• AIM OF THE TASK
Extract the full set of records that follows, word for word.

Rows from a dataset:
-- begin --
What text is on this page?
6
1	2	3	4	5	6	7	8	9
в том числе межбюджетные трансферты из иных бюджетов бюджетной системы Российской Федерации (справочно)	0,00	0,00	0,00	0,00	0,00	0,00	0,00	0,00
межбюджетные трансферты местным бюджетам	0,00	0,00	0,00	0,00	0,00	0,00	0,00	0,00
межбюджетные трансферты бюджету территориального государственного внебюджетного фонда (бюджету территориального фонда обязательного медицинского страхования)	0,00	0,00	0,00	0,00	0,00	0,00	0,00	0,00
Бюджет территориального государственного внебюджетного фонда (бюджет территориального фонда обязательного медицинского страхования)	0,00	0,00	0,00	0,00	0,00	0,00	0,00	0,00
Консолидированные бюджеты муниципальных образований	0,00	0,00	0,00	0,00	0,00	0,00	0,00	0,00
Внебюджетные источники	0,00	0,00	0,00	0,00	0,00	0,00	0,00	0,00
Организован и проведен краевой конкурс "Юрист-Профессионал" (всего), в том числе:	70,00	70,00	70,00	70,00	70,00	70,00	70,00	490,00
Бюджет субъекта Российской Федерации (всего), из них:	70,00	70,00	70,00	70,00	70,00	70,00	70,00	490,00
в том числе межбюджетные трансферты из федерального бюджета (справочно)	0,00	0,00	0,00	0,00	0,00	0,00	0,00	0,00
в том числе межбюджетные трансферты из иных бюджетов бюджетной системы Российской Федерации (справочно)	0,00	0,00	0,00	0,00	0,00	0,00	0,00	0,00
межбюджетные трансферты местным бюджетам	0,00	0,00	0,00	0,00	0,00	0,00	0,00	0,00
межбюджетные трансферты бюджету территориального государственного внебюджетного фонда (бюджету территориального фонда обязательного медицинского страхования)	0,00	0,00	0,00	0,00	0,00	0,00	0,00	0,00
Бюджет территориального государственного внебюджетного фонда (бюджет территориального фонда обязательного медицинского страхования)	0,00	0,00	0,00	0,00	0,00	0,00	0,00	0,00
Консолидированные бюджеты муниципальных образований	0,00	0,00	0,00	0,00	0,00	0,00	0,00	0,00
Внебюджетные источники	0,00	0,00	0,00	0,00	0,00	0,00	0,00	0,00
-- end --
• WRITTEN RESPONSE
What text is on this page?
6
1	2	3	4	5	6	7	8	9
в том числе межбюджетные трансферты из иных бюджетов бюджетной системы Российской Федерации (справочно)	0,00	0,00	0,00	0,00	0,00	0,00	0,00	0,00
межбюджетные трансферты местным бюджетам	0,00	0,00	0,00	0,00	0,00	0,00	0,00	0,00
межбюджетные трансферты бюджету территориального государственного внебюджетного фонда (бюджету территориального фонда обязательного медицинского страхования)	0,00	0,00	0,00	0,00	0,00	0,00	0,00	0,00
Бюджет территориального государственного внебюджетного фонда (бюджет территориального фонда обязательного медицинского страхования)	0,00	0,00	0,00	0,00	0,00	0,00	0,00	0,00
Консолидированные бюджеты муниципальных образований	0,00	0,00	0,00	0,00	0,00	0,00	0,00	0,00
Внебюджетные источники	0,00	0,00	0,00	0,00	0,00	0,00	0,00	0,00
Организован и проведен краевой конкурс "Юрист-Профессионал" (всего), в том числе:	70,00	70,00	70,00	70,00	70,00	70,00	70,00	490,00
Бюджет субъекта Российской Федерации (всего), из них:	70,00	70,00	70,00	70,00	70,00	70,00	70,00	490,00
в том числе межбюджетные трансферты из федерального бюджета (справочно)	0,00	0,00	0,00	0,00	0,00	0,00	0,00	0,00
в том числе межбюджетные трансферты из иных бюджетов бюджетной системы Российской Федерации (справочно)	0,00	0,00	0,00	0,00	0,00	0,00	0,00	0,00
межбюджетные трансферты местным бюджетам	0,00	0,00	0,00	0,00	0,00	0,00	0,00	0,00
межбюджетные трансферты бюджету территориального государственного внебюджетного фонда (бюджету территориального фонда обязательного медицинского страхования)	0,00	0,00	0,00	0,00	0,00	0,00	0,00	0,00
Бюджет территориального государственного внебюджетного фонда (бюджет территориального фонда обязательного медицинского страхования)	0,00	0,00	0,00	0,00	0,00	0,00	0,00	0,00
Консолидированные бюджеты муниципальных образований	0,00	0,00	0,00	0,00	0,00	0,00	0,00	0,00
Внебюджетные источники	0,00	0,00	0,00	0,00	0,00	0,00	0,00	0,00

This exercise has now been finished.